WHAT YOU NEED TO DO: Type out the material below exactly.

RECORDS SHOWN:
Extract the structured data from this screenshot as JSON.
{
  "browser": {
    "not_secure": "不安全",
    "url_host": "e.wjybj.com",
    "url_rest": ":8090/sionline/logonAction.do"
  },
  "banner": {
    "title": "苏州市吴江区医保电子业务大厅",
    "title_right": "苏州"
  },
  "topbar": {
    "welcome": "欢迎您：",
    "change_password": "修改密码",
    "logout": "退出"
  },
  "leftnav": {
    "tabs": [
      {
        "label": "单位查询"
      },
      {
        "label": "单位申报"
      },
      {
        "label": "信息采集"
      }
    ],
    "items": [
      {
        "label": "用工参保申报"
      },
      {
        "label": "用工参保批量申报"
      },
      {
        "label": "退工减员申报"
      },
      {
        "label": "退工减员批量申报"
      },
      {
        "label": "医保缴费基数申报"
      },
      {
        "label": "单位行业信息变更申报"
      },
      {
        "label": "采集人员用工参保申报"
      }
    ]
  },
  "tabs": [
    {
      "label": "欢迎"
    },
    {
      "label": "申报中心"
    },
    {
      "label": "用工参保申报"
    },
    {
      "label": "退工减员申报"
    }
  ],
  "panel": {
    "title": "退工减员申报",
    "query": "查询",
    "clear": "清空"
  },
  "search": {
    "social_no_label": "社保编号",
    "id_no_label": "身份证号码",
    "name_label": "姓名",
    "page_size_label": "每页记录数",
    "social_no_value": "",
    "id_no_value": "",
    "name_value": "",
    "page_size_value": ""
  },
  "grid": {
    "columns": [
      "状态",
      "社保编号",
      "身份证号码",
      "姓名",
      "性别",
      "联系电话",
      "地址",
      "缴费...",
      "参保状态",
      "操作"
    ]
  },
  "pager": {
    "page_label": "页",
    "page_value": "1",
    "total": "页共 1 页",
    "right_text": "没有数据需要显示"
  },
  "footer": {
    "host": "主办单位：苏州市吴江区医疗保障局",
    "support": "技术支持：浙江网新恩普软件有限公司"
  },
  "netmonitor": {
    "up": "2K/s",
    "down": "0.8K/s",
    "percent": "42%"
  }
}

FULL OUTPUT:
Extract the structured data from this screenshot as JSON.
{
  "browser": {
    "not_secure": "不安全",
    "url_host": "e.wjybj.com",
    "url_rest": ":8090/sionline/logonAction.do"
  },
  "banner": {
    "title": "苏州市吴江区医保电子业务大厅",
    "title_right": "苏州"
  },
  "topbar": {
    "welcome": "欢迎您：",
    "change_password": "修改密码",
    "logout": "退出"
  },
  "leftnav": {
    "tabs": [
      {
        "label": "单位查询"
      },
      {
        "label": "单位申报"
      },
      {
        "label": "信息采集"
      }
    ],
    "items": [
      {
        "label": "用工参保申报"
      },
      {
        "label": "用工参保批量申报"
      },
      {
        "label": "退工减员申报"
      },
      {
        "label": "退工减员批量申报"
      },
      {
        "label": "医保缴费基数申报"
      },
      {
        "label": "单位行业信息变更申报"
      },
      {
        "label": "采集人员用工参保申报"
      }
    ]
  },
  "tabs": [
    {
      "label": "欢迎"
    },
    {
      "label": "申报中心"
    },
    {
      "label": "用工参保申报"
    },
    {
      "label": "退工减员申报"
    }
  ],
  "panel": {
    "title": "退工减员申报",
    "query": "查询",
    "clear": "清空"
  },
  "search": {
    "social_no_label": "社保编号",
    "id_no_label": "身份证号码",
    "name_label": "姓名",
    "page_size_label": "每页记录数",
    "social_no_value": "",
    "id_no_value": "",
    "name_value": "",
    "page_size_value": ""
  },
  "grid": {
    "columns": [
      "状态",
      "社保编号",
      "身份证号码",
      "姓名",
      "性别",
      "联系电话",
      "地址",
      "缴费...",
      "参保状态",
      "操作"
    ]
  },
  "pager": {
    "page_label": "页",
    "page_value": "1",
    "total": "页共 1 页",
    "right_text": "没有数据需要显示"
  },
  "footer": {
    "host": "主办单位：苏州市吴江区医疗保障局",
    "support": "技术支持：浙江网新恩普软件有限公司"
  },
  "netmonitor": {
    "up": "2K/s",
    "down": "0.8K/s",
    "percent": "42%"
  }
}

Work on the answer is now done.